[Start Provided records]

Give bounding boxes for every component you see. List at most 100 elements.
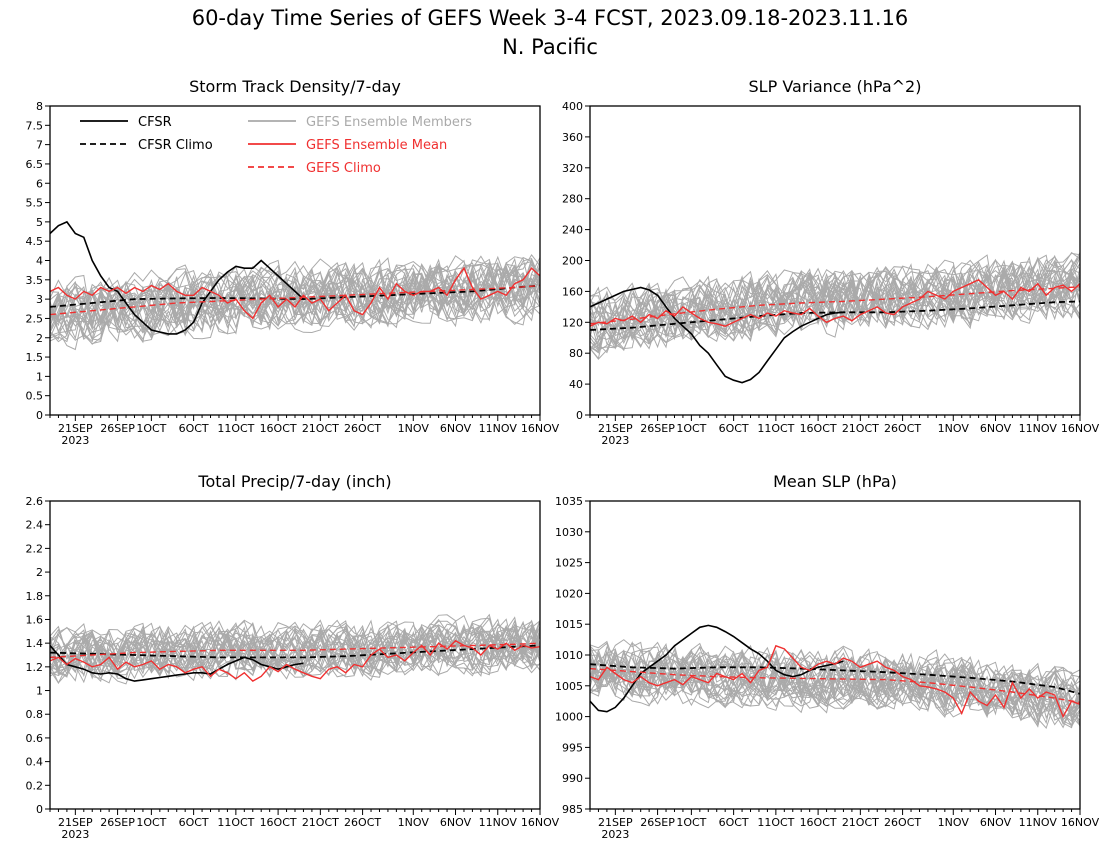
x-tick-label: 16OCT	[260, 816, 297, 829]
y-tick-label: 1.4	[26, 637, 44, 650]
ensemble-member-line	[50, 262, 540, 337]
y-tick-label: 2.2	[26, 542, 44, 555]
y-tick-label: 0	[36, 409, 43, 422]
y-tick-label: 120	[562, 316, 583, 329]
x-tick-label: 6OCT	[179, 422, 209, 435]
slp-variance-plot-frame	[589, 105, 1081, 416]
x-tick-label: 1NOV	[938, 422, 970, 435]
y-tick-label: 280	[562, 193, 583, 206]
slp-variance-gefs-climo-line	[590, 286, 1080, 325]
ensemble-member-line	[50, 268, 540, 345]
ensemble-member-line	[590, 645, 1080, 726]
x-tick-label: 26OCT	[344, 422, 381, 435]
ensemble-member-line	[590, 255, 1080, 343]
y-tick-label: 5	[36, 216, 43, 229]
x-tick-label: 26SEP	[100, 816, 135, 829]
x-tick-label: 6NOV	[440, 816, 472, 829]
y-tick-label: 4.5	[26, 235, 44, 248]
y-tick-label: 995	[562, 741, 583, 754]
legend-cfsr-label: CFSR	[138, 115, 172, 130]
chart-legend: CFSR CFSR Climo GEFS Ensemble Members GEFS …	[80, 115, 472, 176]
y-tick-label: 0.5	[26, 390, 44, 403]
x-tick-label: 11NOV	[1019, 816, 1058, 829]
slp-variance-title: SLP Variance (hPa^2)	[749, 77, 922, 96]
y-tick-label: 160	[562, 285, 583, 298]
slp-variance-panel: SLP Variance (hPa^2) 0 40 80 120 160 200 240 280…	[562, 77, 1100, 447]
figure-subtitle: N. Pacific	[502, 35, 598, 59]
x-tick-label: 11NOV	[1019, 422, 1058, 435]
x-tick-label: 21SEP	[58, 816, 93, 829]
x-tick-label: 11OCT	[217, 816, 254, 829]
mean-slp-cfsr-line	[590, 624, 844, 713]
x-tick-label: 6NOV	[980, 816, 1012, 829]
y-tick-label: 240	[562, 224, 583, 237]
storm-track-cfsr-climo-line	[50, 284, 540, 308]
x-tick-label: 16OCT	[800, 422, 837, 435]
y-tick-label: 1005	[555, 680, 583, 693]
slp-variance-members	[590, 251, 1080, 360]
x-tick-label: 11OCT	[217, 422, 254, 435]
y-tick-label: 1030	[555, 526, 583, 539]
x-year-label: 2023	[61, 434, 89, 447]
total-precip-title: Total Precip/7-day (inch)	[197, 472, 391, 491]
y-tick-label: 0.4	[26, 756, 44, 769]
slp-variance-cfsr-climo-line	[590, 300, 1080, 331]
ensemble-member-line	[50, 258, 540, 339]
x-tick-label: 26OCT	[884, 422, 921, 435]
y-tick-label: 990	[562, 772, 583, 785]
storm-track-cfsr-line	[50, 220, 304, 335]
x-tick-label: 26SEP	[640, 422, 675, 435]
y-tick-label: 1010	[555, 649, 583, 662]
y-tick-label: 1.5	[26, 351, 44, 364]
ensemble-member-line	[50, 263, 540, 335]
x-tick-label: 26OCT	[344, 816, 381, 829]
y-tick-label: 7	[36, 139, 43, 152]
y-tick-label: 2	[36, 332, 43, 345]
x-tick-label: 1NOV	[938, 816, 970, 829]
slp-variance-cfsr-line	[590, 286, 844, 384]
ensemble-member-line	[50, 619, 540, 678]
x-tick-label: 1OCT	[136, 422, 166, 435]
ensemble-member-line	[50, 623, 540, 678]
ensemble-member-line	[50, 257, 540, 344]
storm-track-gefs-climo-line	[50, 284, 540, 316]
x-tick-label: 16NOV	[1061, 816, 1100, 829]
x-tick-label: 11OCT	[757, 816, 794, 829]
y-tick-label: 8	[36, 100, 43, 113]
storm-track-members	[50, 254, 540, 351]
y-tick-label: 7.5	[26, 119, 44, 132]
y-tick-label: 1035	[555, 495, 583, 508]
x-tick-label: 16NOV	[521, 422, 560, 435]
ensemble-member-line	[50, 619, 540, 675]
y-tick-label: 0.2	[26, 779, 44, 792]
y-tick-label: 1	[36, 370, 43, 383]
x-tick-label: 16NOV	[1061, 422, 1100, 435]
x-tick-label: 6NOV	[440, 422, 472, 435]
x-tick-label: 21SEP	[58, 422, 93, 435]
ensemble-member-line	[590, 646, 1080, 719]
ensemble-member-line	[50, 624, 540, 682]
legend-gefs-mean-label: GEFS Ensemble Mean	[306, 138, 447, 153]
x-tick-label: 11NOV	[479, 816, 518, 829]
y-tick-label: 3.5	[26, 274, 44, 287]
x-tick-label: 21SEP	[598, 816, 633, 829]
x-tick-label: 6OCT	[719, 816, 749, 829]
x-tick-label: 6NOV	[980, 422, 1012, 435]
x-tick-label: 21SEP	[598, 422, 633, 435]
y-tick-label: 6.5	[26, 158, 44, 171]
y-tick-label: 1020	[555, 587, 583, 600]
mean-slp-gefs-ensemble-mean-line	[590, 644, 1080, 719]
y-tick-label: 1	[36, 685, 43, 698]
y-tick-label: 80	[569, 347, 583, 360]
figure-title-block: 60-day Time Series of GEFS Week 3-4 FCST…	[0, 4, 1100, 62]
x-year-label: 2023	[61, 828, 89, 841]
total-precip-gefs-ensemble-mean-line	[50, 639, 540, 682]
x-tick-label: 6OCT	[179, 816, 209, 829]
x-tick-label: 11NOV	[479, 422, 518, 435]
x-tick-label: 26OCT	[884, 816, 921, 829]
y-tick-label: 5.5	[26, 197, 44, 210]
total-precip-members	[50, 613, 540, 685]
total-precip-panel: Total Precip/7-day (inch)00.20.40.60.811…	[26, 472, 560, 841]
x-tick-label: 11OCT	[757, 422, 794, 435]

[End Provided records]

Print every line of the records above without changing a single character, and leave the pictures out.

### Solution for this task
Give bounding boxes for every component you see. List at most 100 elements.
x-tick-label: 16OCT	[260, 816, 297, 829]
y-tick-label: 1.4	[26, 637, 44, 650]
ensemble-member-line	[50, 262, 540, 337]
y-tick-label: 2.2	[26, 542, 44, 555]
y-tick-label: 0	[36, 409, 43, 422]
y-tick-label: 120	[562, 316, 583, 329]
x-tick-label: 6OCT	[179, 422, 209, 435]
slp-variance-plot-frame	[589, 105, 1081, 416]
x-tick-label: 1NOV	[938, 422, 970, 435]
y-tick-label: 280	[562, 193, 583, 206]
slp-variance-gefs-climo-line	[590, 286, 1080, 325]
ensemble-member-line	[50, 268, 540, 345]
ensemble-member-line	[590, 645, 1080, 726]
x-tick-label: 26OCT	[344, 422, 381, 435]
ensemble-member-line	[590, 255, 1080, 343]
y-tick-label: 5	[36, 216, 43, 229]
x-tick-label: 26SEP	[100, 816, 135, 829]
x-tick-label: 6NOV	[440, 816, 472, 829]
y-tick-label: 4.5	[26, 235, 44, 248]
y-tick-label: 995	[562, 741, 583, 754]
legend-cfsr-label: CFSR	[138, 115, 172, 130]
chart-legend: CFSR CFSR Climo GEFS Ensemble Members GEFS …	[80, 115, 472, 176]
y-tick-label: 0.5	[26, 390, 44, 403]
x-tick-label: 11NOV	[1019, 816, 1058, 829]
slp-variance-title: SLP Variance (hPa^2)	[749, 77, 922, 96]
y-tick-label: 160	[562, 285, 583, 298]
slp-variance-panel: SLP Variance (hPa^2) 0 40 80 120 160 200 240 280…	[562, 77, 1100, 447]
figure-subtitle: N. Pacific	[502, 35, 598, 59]
x-tick-label: 11NOV	[1019, 422, 1058, 435]
x-tick-label: 21SEP	[58, 816, 93, 829]
x-tick-label: 11OCT	[217, 816, 254, 829]
mean-slp-cfsr-line	[590, 624, 844, 713]
x-tick-label: 6NOV	[980, 816, 1012, 829]
y-tick-label: 240	[562, 224, 583, 237]
storm-track-cfsr-climo-line	[50, 284, 540, 308]
x-tick-label: 16OCT	[800, 422, 837, 435]
y-tick-label: 1005	[555, 680, 583, 693]
slp-variance-members	[590, 251, 1080, 360]
x-tick-label: 11OCT	[217, 422, 254, 435]
y-tick-label: 1030	[555, 526, 583, 539]
x-year-label: 2023	[61, 434, 89, 447]
total-precip-title: Total Precip/7-day (inch)	[197, 472, 391, 491]
y-tick-label: 0.4	[26, 756, 44, 769]
slp-variance-cfsr-climo-line	[590, 300, 1080, 331]
ensemble-member-line	[50, 258, 540, 339]
x-tick-label: 26OCT	[884, 422, 921, 435]
y-tick-label: 990	[562, 772, 583, 785]
storm-track-cfsr-line	[50, 220, 304, 335]
x-tick-label: 26SEP	[640, 422, 675, 435]
y-tick-label: 1010	[555, 649, 583, 662]
y-tick-label: 1.5	[26, 351, 44, 364]
ensemble-member-line	[50, 263, 540, 335]
x-tick-label: 26OCT	[344, 816, 381, 829]
y-tick-label: 7	[36, 139, 43, 152]
y-tick-label: 2	[36, 332, 43, 345]
x-tick-label: 1NOV	[938, 816, 970, 829]
slp-variance-cfsr-line	[590, 286, 844, 384]
ensemble-member-line	[50, 619, 540, 678]
x-tick-label: 1OCT	[136, 422, 166, 435]
ensemble-member-line	[50, 623, 540, 678]
ensemble-member-line	[50, 257, 540, 344]
storm-track-gefs-climo-line	[50, 284, 540, 316]
x-tick-label: 16NOV	[1061, 816, 1100, 829]
x-tick-label: 11OCT	[757, 816, 794, 829]
y-tick-label: 8	[36, 100, 43, 113]
storm-track-members	[50, 254, 540, 351]
y-tick-label: 7.5	[26, 119, 44, 132]
y-tick-label: 1035	[555, 495, 583, 508]
x-tick-label: 16NOV	[521, 422, 560, 435]
ensemble-member-line	[50, 619, 540, 675]
y-tick-label: 0.2	[26, 779, 44, 792]
y-tick-label: 1	[36, 370, 43, 383]
x-tick-label: 16NOV	[1061, 422, 1100, 435]
x-tick-label: 6NOV	[440, 422, 472, 435]
x-tick-label: 21SEP	[58, 422, 93, 435]
ensemble-member-line	[590, 646, 1080, 719]
ensemble-member-line	[50, 624, 540, 682]
legend-gefs-mean-label: GEFS Ensemble Mean	[306, 138, 447, 153]
x-tick-label: 11NOV	[479, 816, 518, 829]
y-tick-label: 3.5	[26, 274, 44, 287]
x-tick-label: 21SEP	[598, 816, 633, 829]
x-tick-label: 6OCT	[719, 816, 749, 829]
x-tick-label: 6NOV	[980, 422, 1012, 435]
x-tick-label: 21SEP	[598, 422, 633, 435]
y-tick-label: 6.5	[26, 158, 44, 171]
y-tick-label: 1020	[555, 587, 583, 600]
mean-slp-gefs-ensemble-mean-line	[590, 644, 1080, 719]
y-tick-label: 1	[36, 685, 43, 698]
y-tick-label: 80	[569, 347, 583, 360]
figure-title-block: 60-day Time Series of GEFS Week 3-4 FCST…	[0, 4, 1100, 62]
x-year-label: 2023	[61, 828, 89, 841]
total-precip-gefs-ensemble-mean-line	[50, 639, 540, 682]
x-tick-label: 6OCT	[179, 816, 209, 829]
x-tick-label: 11NOV	[479, 422, 518, 435]
x-tick-label: 26OCT	[884, 816, 921, 829]
y-tick-label: 5.5	[26, 197, 44, 210]
total-precip-members	[50, 613, 540, 685]
total-precip-panel: Total Precip/7-day (inch)00.20.40.60.811…	[26, 472, 560, 841]
x-tick-label: 11OCT	[757, 422, 794, 435]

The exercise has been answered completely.